● Aim of the exercise: Among the records below, find each line that includes the string "type" and copy it.

● Records supplied:

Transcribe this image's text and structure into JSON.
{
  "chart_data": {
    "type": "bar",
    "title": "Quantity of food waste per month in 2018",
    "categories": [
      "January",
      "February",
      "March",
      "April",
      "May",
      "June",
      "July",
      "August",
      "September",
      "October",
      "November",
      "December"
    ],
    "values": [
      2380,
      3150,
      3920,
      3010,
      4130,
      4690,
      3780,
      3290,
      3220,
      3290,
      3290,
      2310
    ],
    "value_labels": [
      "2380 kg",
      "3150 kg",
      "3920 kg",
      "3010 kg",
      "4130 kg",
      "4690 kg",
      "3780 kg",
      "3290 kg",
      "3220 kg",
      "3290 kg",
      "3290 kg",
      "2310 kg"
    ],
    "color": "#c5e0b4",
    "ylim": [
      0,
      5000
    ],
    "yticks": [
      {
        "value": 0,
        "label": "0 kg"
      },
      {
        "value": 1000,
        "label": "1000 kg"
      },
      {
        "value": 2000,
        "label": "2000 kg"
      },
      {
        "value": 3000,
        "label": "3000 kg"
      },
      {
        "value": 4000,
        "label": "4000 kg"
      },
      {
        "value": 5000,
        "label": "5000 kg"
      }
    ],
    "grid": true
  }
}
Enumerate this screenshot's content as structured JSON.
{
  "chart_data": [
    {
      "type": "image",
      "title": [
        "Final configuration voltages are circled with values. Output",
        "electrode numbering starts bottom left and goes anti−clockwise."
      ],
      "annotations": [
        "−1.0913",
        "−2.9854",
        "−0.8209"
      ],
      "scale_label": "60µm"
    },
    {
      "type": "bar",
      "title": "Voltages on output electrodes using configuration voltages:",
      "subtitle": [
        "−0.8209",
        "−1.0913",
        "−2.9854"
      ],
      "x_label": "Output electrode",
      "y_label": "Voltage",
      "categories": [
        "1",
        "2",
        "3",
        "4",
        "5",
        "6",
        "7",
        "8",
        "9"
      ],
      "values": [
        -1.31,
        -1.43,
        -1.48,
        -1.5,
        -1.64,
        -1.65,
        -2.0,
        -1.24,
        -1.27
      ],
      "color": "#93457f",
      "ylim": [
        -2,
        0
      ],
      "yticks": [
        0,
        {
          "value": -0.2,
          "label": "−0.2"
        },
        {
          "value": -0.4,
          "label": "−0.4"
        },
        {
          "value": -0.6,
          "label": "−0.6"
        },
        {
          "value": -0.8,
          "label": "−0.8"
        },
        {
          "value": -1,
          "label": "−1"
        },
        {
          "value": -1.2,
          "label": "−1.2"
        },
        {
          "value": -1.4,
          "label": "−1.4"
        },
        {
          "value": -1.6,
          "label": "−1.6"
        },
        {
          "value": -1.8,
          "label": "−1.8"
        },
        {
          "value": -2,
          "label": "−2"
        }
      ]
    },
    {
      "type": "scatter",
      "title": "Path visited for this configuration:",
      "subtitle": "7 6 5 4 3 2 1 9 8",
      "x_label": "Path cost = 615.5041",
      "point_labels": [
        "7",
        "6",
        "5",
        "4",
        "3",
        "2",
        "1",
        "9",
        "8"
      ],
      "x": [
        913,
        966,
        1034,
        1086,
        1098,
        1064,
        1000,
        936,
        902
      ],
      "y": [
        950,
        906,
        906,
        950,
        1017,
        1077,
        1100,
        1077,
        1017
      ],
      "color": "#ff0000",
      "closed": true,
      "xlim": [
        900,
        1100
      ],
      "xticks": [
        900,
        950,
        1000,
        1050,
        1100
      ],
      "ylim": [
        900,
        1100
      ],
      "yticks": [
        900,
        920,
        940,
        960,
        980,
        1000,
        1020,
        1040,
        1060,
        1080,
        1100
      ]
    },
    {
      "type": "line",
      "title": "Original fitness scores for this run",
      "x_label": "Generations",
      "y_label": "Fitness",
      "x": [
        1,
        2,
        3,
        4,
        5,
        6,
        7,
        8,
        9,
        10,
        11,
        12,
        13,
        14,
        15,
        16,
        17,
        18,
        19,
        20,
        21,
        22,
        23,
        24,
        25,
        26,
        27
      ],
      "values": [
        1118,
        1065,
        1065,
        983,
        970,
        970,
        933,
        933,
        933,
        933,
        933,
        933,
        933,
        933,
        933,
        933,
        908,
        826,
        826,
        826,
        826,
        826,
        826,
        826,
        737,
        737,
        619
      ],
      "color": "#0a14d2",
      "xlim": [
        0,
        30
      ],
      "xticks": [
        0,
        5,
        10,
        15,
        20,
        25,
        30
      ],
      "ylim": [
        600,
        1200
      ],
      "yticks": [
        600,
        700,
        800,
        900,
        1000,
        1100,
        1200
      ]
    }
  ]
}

● Right answer:
    "type": "bar",
      "type": "image",
      "type": "bar",
      "type": "scatter",
      "type": "line",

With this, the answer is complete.